(Records about charts and figures)
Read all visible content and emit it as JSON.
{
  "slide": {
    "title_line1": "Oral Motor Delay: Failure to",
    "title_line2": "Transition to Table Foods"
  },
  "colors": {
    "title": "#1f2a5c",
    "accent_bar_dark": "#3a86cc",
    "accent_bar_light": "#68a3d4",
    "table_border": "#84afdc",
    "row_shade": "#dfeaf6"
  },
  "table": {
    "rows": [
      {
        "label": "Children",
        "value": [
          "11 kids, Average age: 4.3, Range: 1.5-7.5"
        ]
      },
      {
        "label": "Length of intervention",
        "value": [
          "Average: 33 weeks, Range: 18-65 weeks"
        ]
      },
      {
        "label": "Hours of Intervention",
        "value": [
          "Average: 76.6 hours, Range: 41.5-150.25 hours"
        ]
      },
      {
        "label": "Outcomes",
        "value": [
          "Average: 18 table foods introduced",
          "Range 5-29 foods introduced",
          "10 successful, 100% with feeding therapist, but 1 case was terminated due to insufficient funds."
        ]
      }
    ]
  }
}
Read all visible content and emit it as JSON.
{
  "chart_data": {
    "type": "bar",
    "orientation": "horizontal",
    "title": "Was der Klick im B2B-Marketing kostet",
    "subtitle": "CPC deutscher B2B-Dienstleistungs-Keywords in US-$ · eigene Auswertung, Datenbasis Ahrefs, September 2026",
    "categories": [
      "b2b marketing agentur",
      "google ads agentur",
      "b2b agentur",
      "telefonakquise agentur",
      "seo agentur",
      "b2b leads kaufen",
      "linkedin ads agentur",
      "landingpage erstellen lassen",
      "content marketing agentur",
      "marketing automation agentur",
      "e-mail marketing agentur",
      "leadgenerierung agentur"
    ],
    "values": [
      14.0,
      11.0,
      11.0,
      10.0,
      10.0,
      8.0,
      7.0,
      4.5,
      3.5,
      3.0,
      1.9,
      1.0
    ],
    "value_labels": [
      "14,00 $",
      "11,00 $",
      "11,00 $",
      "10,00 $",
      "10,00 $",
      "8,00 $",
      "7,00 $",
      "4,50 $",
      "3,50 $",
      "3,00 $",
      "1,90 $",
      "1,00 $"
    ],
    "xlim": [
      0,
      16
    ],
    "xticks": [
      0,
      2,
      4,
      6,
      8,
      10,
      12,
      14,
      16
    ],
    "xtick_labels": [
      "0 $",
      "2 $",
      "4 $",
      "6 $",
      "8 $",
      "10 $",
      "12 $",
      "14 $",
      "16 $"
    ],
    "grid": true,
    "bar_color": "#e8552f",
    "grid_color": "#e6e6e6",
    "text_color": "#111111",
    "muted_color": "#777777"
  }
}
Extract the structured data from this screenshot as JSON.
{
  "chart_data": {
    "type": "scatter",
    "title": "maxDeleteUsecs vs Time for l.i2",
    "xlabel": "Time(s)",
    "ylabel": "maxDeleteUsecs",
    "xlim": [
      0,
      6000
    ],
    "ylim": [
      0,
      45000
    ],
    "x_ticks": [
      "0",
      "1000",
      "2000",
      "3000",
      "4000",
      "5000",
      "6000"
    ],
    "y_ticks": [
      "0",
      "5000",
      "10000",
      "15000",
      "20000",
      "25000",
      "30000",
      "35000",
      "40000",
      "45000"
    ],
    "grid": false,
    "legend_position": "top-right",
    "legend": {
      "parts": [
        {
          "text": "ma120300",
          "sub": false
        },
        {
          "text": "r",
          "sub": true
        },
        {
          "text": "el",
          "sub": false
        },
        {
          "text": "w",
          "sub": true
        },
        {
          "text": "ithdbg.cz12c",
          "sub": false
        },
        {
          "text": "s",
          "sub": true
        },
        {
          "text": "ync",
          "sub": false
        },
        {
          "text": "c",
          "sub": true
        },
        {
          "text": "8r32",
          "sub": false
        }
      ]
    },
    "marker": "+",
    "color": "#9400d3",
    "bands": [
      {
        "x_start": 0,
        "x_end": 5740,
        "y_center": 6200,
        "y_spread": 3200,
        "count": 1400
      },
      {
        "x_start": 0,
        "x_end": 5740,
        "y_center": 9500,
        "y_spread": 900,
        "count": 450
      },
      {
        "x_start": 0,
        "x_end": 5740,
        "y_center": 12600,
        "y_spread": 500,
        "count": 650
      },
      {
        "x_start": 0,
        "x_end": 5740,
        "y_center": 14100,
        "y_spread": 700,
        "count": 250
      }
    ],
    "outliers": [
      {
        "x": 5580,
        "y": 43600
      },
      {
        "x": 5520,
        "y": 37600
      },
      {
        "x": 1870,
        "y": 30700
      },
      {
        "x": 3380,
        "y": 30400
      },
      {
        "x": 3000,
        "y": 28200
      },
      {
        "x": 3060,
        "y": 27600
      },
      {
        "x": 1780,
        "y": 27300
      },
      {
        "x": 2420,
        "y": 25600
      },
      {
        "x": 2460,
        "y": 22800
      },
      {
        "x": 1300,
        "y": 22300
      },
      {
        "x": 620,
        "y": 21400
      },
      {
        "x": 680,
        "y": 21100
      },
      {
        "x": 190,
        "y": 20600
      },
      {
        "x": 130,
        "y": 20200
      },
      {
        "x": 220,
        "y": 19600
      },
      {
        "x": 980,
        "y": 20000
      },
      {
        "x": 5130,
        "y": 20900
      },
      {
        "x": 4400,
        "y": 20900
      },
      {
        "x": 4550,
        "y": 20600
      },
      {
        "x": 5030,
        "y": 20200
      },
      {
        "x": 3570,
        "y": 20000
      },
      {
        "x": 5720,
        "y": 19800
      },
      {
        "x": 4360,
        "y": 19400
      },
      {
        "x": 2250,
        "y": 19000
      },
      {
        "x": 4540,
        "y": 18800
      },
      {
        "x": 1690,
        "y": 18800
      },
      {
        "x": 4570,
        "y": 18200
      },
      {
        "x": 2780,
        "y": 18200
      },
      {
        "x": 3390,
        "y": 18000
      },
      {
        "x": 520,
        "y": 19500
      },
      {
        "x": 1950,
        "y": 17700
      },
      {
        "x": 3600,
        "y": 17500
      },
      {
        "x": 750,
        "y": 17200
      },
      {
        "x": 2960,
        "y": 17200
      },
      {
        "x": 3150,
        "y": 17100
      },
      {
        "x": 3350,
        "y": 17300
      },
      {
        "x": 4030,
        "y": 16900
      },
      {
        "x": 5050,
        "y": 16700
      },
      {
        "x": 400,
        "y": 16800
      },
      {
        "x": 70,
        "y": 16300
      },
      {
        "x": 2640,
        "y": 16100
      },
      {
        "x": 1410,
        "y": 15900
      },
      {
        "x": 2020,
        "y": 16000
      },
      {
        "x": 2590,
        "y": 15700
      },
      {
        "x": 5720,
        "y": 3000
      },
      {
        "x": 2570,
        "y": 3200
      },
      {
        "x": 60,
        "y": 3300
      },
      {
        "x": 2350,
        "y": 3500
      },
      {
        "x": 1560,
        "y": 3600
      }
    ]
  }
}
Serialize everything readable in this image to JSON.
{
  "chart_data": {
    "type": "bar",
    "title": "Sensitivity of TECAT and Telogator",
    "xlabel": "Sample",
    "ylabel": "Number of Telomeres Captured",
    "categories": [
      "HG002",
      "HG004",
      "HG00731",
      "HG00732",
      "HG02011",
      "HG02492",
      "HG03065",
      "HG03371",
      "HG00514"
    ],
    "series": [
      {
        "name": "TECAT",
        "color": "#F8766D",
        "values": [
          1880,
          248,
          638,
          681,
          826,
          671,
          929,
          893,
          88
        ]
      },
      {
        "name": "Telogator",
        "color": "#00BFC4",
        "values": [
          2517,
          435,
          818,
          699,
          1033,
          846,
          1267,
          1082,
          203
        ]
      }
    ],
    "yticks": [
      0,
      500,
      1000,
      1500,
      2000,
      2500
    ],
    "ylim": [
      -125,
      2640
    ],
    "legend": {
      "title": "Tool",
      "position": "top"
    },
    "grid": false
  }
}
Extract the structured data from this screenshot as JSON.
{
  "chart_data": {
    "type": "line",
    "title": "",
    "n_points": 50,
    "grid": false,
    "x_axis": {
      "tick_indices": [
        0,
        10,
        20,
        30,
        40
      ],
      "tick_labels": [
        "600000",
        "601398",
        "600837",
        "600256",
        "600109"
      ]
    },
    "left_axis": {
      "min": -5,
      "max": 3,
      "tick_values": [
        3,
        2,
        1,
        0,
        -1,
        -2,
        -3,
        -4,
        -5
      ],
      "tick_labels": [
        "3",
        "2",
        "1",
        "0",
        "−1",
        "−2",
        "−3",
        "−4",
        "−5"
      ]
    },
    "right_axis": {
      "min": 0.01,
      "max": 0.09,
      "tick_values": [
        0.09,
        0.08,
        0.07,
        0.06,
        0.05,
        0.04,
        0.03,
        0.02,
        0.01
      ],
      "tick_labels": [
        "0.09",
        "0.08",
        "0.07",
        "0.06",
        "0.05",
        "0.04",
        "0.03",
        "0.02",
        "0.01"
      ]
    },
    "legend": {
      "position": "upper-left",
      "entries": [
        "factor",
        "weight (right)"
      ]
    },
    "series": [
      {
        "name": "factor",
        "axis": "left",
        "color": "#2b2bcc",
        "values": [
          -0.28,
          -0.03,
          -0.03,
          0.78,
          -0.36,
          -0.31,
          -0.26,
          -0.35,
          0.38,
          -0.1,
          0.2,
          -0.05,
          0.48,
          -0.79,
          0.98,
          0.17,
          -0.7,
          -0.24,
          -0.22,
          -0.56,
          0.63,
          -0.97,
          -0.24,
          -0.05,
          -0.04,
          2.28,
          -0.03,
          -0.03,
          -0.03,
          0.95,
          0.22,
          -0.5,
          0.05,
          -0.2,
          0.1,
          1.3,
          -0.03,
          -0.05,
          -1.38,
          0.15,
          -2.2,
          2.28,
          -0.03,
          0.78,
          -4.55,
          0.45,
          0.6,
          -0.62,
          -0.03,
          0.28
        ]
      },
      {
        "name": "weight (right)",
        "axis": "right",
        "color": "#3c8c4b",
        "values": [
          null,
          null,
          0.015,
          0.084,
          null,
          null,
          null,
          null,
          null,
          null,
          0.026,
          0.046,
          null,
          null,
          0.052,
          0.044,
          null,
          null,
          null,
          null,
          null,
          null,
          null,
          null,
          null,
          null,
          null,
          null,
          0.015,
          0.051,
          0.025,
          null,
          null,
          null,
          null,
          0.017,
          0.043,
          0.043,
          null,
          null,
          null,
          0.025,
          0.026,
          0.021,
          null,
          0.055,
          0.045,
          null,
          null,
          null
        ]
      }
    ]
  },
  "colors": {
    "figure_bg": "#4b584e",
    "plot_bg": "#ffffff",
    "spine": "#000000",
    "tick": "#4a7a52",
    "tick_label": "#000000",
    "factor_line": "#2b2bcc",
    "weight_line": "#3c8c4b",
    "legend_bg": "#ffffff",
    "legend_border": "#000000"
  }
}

- _Requirement_
Take every line from the data that contains the word "maxDeleteUsecs".

- _Result for this exercise_
    "title": "maxDeleteUsecs vs Time for l.i2",
    "ylabel": "maxDeleteUsecs",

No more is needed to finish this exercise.